Task statement: Write out the records below once more, exactly as they stand.

▬▬▬▬▬▬

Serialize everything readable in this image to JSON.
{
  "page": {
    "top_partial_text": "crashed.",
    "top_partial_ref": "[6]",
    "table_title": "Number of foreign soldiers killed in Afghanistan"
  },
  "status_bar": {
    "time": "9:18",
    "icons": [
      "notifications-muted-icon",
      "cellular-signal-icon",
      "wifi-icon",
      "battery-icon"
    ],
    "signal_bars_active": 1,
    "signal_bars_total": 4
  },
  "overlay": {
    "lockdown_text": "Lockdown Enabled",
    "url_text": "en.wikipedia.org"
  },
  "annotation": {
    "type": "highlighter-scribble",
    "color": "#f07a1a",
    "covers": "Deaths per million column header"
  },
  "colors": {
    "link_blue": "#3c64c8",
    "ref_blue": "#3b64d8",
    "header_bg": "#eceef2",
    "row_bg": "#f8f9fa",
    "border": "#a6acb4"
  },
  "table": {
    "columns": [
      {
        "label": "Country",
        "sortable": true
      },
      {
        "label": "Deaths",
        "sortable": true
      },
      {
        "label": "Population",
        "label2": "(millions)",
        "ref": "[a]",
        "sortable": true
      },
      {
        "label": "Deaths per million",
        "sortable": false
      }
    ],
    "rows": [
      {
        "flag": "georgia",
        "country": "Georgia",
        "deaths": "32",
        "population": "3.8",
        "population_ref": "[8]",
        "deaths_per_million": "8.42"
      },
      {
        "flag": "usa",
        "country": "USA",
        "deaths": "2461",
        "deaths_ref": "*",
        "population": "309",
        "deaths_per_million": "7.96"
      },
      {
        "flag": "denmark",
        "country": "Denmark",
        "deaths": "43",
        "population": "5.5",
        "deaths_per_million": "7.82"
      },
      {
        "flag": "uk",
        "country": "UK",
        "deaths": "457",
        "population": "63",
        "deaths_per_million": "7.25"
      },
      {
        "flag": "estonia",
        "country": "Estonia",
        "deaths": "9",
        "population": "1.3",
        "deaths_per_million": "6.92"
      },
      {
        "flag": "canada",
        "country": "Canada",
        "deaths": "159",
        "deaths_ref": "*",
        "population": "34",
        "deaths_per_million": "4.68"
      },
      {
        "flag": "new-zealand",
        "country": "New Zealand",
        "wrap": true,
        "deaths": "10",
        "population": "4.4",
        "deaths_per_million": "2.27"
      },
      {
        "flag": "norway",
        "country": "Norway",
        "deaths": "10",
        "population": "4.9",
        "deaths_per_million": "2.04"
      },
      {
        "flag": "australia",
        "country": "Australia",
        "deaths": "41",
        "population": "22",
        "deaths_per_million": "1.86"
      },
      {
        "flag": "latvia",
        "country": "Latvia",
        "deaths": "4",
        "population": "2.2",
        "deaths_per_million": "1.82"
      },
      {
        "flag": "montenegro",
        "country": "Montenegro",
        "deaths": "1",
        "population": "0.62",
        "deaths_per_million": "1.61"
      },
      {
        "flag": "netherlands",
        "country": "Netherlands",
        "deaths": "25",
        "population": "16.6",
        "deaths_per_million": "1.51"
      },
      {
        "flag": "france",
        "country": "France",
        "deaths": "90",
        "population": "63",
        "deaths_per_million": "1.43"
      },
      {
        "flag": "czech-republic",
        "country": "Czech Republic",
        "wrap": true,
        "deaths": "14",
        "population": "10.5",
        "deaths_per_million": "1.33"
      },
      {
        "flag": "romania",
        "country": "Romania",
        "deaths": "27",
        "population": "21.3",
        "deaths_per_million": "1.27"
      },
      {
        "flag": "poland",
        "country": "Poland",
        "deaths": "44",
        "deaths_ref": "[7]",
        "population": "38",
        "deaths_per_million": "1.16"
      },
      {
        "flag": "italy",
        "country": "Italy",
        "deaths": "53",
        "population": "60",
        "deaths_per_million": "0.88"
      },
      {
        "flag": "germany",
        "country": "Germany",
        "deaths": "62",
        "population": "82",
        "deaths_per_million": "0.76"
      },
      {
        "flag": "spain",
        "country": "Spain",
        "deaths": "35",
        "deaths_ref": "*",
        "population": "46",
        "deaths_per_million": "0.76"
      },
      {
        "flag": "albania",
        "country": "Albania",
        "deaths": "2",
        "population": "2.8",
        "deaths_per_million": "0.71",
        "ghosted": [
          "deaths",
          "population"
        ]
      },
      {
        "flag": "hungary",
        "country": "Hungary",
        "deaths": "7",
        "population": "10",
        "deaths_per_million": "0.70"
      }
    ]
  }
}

▬▬▬▬▬▬

Correct response:
Serialize everything readable in this image to JSON.
{
  "page": {
    "top_partial_text": "crashed.",
    "top_partial_ref": "[6]",
    "table_title": "Number of foreign soldiers killed in Afghanistan"
  },
  "status_bar": {
    "time": "9:18",
    "icons": [
      "notifications-muted-icon",
      "cellular-signal-icon",
      "wifi-icon",
      "battery-icon"
    ],
    "signal_bars_active": 1,
    "signal_bars_total": 4
  },
  "overlay": {
    "lockdown_text": "Lockdown Enabled",
    "url_text": "en.wikipedia.org"
  },
  "annotation": {
    "type": "highlighter-scribble",
    "color": "#f07a1a",
    "covers": "Deaths per million column header"
  },
  "colors": {
    "link_blue": "#3c64c8",
    "ref_blue": "#3b64d8",
    "header_bg": "#eceef2",
    "row_bg": "#f8f9fa",
    "border": "#a6acb4"
  },
  "table": {
    "columns": [
      {
        "label": "Country",
        "sortable": true
      },
      {
        "label": "Deaths",
        "sortable": true
      },
      {
        "label": "Population",
        "label2": "(millions)",
        "ref": "[a]",
        "sortable": true
      },
      {
        "label": "Deaths per million",
        "sortable": false
      }
    ],
    "rows": [
      {
        "flag": "georgia",
        "country": "Georgia",
        "deaths": "32",
        "population": "3.8",
        "population_ref": "[8]",
        "deaths_per_million": "8.42"
      },
      {
        "flag": "usa",
        "country": "USA",
        "deaths": "2461",
        "deaths_ref": "*",
        "population": "309",
        "deaths_per_million": "7.96"
      },
      {
        "flag": "denmark",
        "country": "Denmark",
        "deaths": "43",
        "population": "5.5",
        "deaths_per_million": "7.82"
      },
      {
        "flag": "uk",
        "country": "UK",
        "deaths": "457",
        "population": "63",
        "deaths_per_million": "7.25"
      },
      {
        "flag": "estonia",
        "country": "Estonia",
        "deaths": "9",
        "population": "1.3",
        "deaths_per_million": "6.92"
      },
      {
        "flag": "canada",
        "country": "Canada",
        "deaths": "159",
        "deaths_ref": "*",
        "population": "34",
        "deaths_per_million": "4.68"
      },
      {
        "flag": "new-zealand",
        "country": "New Zealand",
        "wrap": true,
        "deaths": "10",
        "population": "4.4",
        "deaths_per_million": "2.27"
      },
      {
        "flag": "norway",
        "country": "Norway",
        "deaths": "10",
        "population": "4.9",
        "deaths_per_million": "2.04"
      },
      {
        "flag": "australia",
        "country": "Australia",
        "deaths": "41",
        "population": "22",
        "deaths_per_million": "1.86"
      },
      {
        "flag": "latvia",
        "country": "Latvia",
        "deaths": "4",
        "population": "2.2",
        "deaths_per_million": "1.82"
      },
      {
        "flag": "montenegro",
        "country": "Montenegro",
        "deaths": "1",
        "population": "0.62",
        "deaths_per_million": "1.61"
      },
      {
        "flag": "netherlands",
        "country": "Netherlands",
        "deaths": "25",
        "population": "16.6",
        "deaths_per_million": "1.51"
      },
      {
        "flag": "france",
        "country": "France",
        "deaths": "90",
        "population": "63",
        "deaths_per_million": "1.43"
      },
      {
        "flag": "czech-republic",
        "country": "Czech Republic",
        "wrap": true,
        "deaths": "14",
        "population": "10.5",
        "deaths_per_million": "1.33"
      },
      {
        "flag": "romania",
        "country": "Romania",
        "deaths": "27",
        "population": "21.3",
        "deaths_per_million": "1.27"
      },
      {
        "flag": "poland",
        "country": "Poland",
        "deaths": "44",
        "deaths_ref": "[7]",
        "population": "38",
        "deaths_per_million": "1.16"
      },
      {
        "flag": "italy",
        "country": "Italy",
        "deaths": "53",
        "population": "60",
        "deaths_per_million": "0.88"
      },
      {
        "flag": "germany",
        "country": "Germany",
        "deaths": "62",
        "population": "82",
        "deaths_per_million": "0.76"
      },
      {
        "flag": "spain",
        "country": "Spain",
        "deaths": "35",
        "deaths_ref": "*",
        "population": "46",
        "deaths_per_million": "0.76"
      },
      {
        "flag": "albania",
        "country": "Albania",
        "deaths": "2",
        "population": "2.8",
        "deaths_per_million": "0.71",
        "ghosted": [
          "deaths",
          "population"
        ]
      },
      {
        "flag": "hungary",
        "country": "Hungary",
        "deaths": "7",
        "population": "10",
        "deaths_per_million": "0.70"
      }
    ]
  }
}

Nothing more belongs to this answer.